*AIM OF THE TASK*: Copy out every line of the entries below, keeping each one word for word.

*DATA FOR THIS TASK*:
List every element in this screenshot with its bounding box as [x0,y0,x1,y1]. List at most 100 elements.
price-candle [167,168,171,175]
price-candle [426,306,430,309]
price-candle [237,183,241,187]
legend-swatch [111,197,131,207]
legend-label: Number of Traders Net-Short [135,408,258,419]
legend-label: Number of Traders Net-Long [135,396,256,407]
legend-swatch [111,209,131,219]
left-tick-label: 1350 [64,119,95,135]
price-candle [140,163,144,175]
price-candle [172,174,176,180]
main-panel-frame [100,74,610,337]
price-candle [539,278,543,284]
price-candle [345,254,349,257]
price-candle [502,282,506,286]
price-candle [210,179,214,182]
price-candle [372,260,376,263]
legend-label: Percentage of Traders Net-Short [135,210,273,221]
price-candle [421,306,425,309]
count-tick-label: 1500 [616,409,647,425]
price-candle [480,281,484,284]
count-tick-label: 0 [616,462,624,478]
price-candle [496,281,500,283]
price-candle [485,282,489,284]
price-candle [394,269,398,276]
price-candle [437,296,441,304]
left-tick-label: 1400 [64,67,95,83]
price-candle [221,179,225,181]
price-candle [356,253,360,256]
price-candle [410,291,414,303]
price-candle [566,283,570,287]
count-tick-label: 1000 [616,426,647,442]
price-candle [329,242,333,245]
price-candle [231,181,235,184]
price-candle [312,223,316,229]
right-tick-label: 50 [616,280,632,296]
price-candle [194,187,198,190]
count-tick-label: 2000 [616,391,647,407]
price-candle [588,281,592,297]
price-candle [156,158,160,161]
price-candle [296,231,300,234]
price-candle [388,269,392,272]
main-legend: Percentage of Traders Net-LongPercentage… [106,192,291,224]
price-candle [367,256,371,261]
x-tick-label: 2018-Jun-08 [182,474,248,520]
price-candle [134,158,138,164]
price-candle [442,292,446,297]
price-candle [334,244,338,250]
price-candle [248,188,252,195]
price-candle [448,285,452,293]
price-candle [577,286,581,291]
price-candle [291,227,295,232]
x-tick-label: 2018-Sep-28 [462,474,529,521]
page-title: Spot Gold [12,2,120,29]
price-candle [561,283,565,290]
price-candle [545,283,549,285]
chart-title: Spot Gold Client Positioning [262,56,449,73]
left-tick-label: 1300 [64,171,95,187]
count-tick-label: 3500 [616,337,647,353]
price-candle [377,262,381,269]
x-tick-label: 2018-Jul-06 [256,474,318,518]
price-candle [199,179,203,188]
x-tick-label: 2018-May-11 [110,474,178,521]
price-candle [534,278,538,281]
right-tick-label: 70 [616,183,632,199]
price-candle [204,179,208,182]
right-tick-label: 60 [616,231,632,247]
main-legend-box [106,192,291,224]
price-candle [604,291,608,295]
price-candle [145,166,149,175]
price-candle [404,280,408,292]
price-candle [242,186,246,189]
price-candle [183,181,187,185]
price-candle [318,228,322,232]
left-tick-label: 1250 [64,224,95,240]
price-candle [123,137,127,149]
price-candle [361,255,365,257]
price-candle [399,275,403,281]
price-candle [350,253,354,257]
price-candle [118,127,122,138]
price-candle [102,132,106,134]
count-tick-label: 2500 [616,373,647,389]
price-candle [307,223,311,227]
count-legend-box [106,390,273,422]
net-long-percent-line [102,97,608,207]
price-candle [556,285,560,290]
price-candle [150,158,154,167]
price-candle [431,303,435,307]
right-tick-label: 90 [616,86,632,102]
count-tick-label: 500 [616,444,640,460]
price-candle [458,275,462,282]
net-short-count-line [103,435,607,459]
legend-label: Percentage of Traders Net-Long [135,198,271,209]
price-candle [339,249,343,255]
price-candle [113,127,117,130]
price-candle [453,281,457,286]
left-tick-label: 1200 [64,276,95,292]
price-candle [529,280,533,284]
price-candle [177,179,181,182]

*ANSWER TO THIS PROBLEM*:
List every element in this screenshot with its bounding box as [x0,y0,x1,y1]. List at most 100 elements.
price-candle [167,168,171,175]
price-candle [426,306,430,309]
price-candle [237,183,241,187]
legend-swatch [111,197,131,207]
legend-label: Number of Traders Net-Short [135,408,258,419]
legend-label: Number of Traders Net-Long [135,396,256,407]
legend-swatch [111,209,131,219]
left-tick-label: 1350 [64,119,95,135]
price-candle [140,163,144,175]
price-candle [172,174,176,180]
main-panel-frame [100,74,610,337]
price-candle [539,278,543,284]
price-candle [345,254,349,257]
price-candle [502,282,506,286]
price-candle [210,179,214,182]
price-candle [372,260,376,263]
legend-label: Percentage of Traders Net-Short [135,210,273,221]
price-candle [421,306,425,309]
count-tick-label: 1500 [616,409,647,425]
price-candle [480,281,484,284]
count-tick-label: 0 [616,462,624,478]
price-candle [496,281,500,283]
price-candle [485,282,489,284]
price-candle [394,269,398,276]
price-candle [437,296,441,304]
left-tick-label: 1400 [64,67,95,83]
price-candle [221,179,225,181]
price-candle [356,253,360,256]
price-candle [410,291,414,303]
price-candle [566,283,570,287]
count-tick-label: 1000 [616,426,647,442]
price-candle [329,242,333,245]
price-candle [231,181,235,184]
price-candle [312,223,316,229]
right-tick-label: 50 [616,280,632,296]
price-candle [194,187,198,190]
count-tick-label: 2000 [616,391,647,407]
price-candle [588,281,592,297]
price-candle [156,158,160,161]
price-candle [296,231,300,234]
price-candle [388,269,392,272]
main-legend: Percentage of Traders Net-LongPercentage… [106,192,291,224]
price-candle [367,256,371,261]
x-tick-label: 2018-Jun-08 [182,474,248,520]
price-candle [134,158,138,164]
price-candle [442,292,446,297]
price-candle [334,244,338,250]
price-candle [248,188,252,195]
price-candle [448,285,452,293]
price-candle [577,286,581,291]
price-candle [291,227,295,232]
x-tick-label: 2018-Sep-28 [462,474,529,521]
page-title: Spot Gold [12,2,120,29]
price-candle [561,283,565,290]
price-candle [545,283,549,285]
chart-title: Spot Gold Client Positioning [262,56,449,73]
left-tick-label: 1300 [64,171,95,187]
count-tick-label: 3500 [616,337,647,353]
price-candle [377,262,381,269]
x-tick-label: 2018-Jul-06 [256,474,318,518]
price-candle [199,179,203,188]
x-tick-label: 2018-May-11 [110,474,178,521]
price-candle [534,278,538,281]
right-tick-label: 70 [616,183,632,199]
price-candle [204,179,208,182]
right-tick-label: 60 [616,231,632,247]
main-legend-box [106,192,291,224]
price-candle [604,291,608,295]
price-candle [145,166,149,175]
price-candle [404,280,408,292]
price-candle [242,186,246,189]
price-candle [183,181,187,185]
price-candle [318,228,322,232]
left-tick-label: 1250 [64,224,95,240]
price-candle [123,137,127,149]
price-candle [361,255,365,257]
price-candle [399,275,403,281]
price-candle [350,253,354,257]
price-candle [118,127,122,138]
price-candle [102,132,106,134]
count-tick-label: 2500 [616,373,647,389]
price-candle [307,223,311,227]
count-legend-box [106,390,273,422]
net-long-percent-line [102,97,608,207]
price-candle [556,285,560,290]
price-candle [150,158,154,167]
price-candle [431,303,435,307]
right-tick-label: 90 [616,86,632,102]
count-tick-label: 500 [616,444,640,460]
price-candle [458,275,462,282]
net-short-count-line [103,435,607,459]
legend-label: Percentage of Traders Net-Long [135,198,271,209]
price-candle [339,249,343,255]
price-candle [113,127,117,130]
price-candle [453,281,457,286]
left-tick-label: 1200 [64,276,95,292]
price-candle [529,280,533,284]
price-candle [177,179,181,182]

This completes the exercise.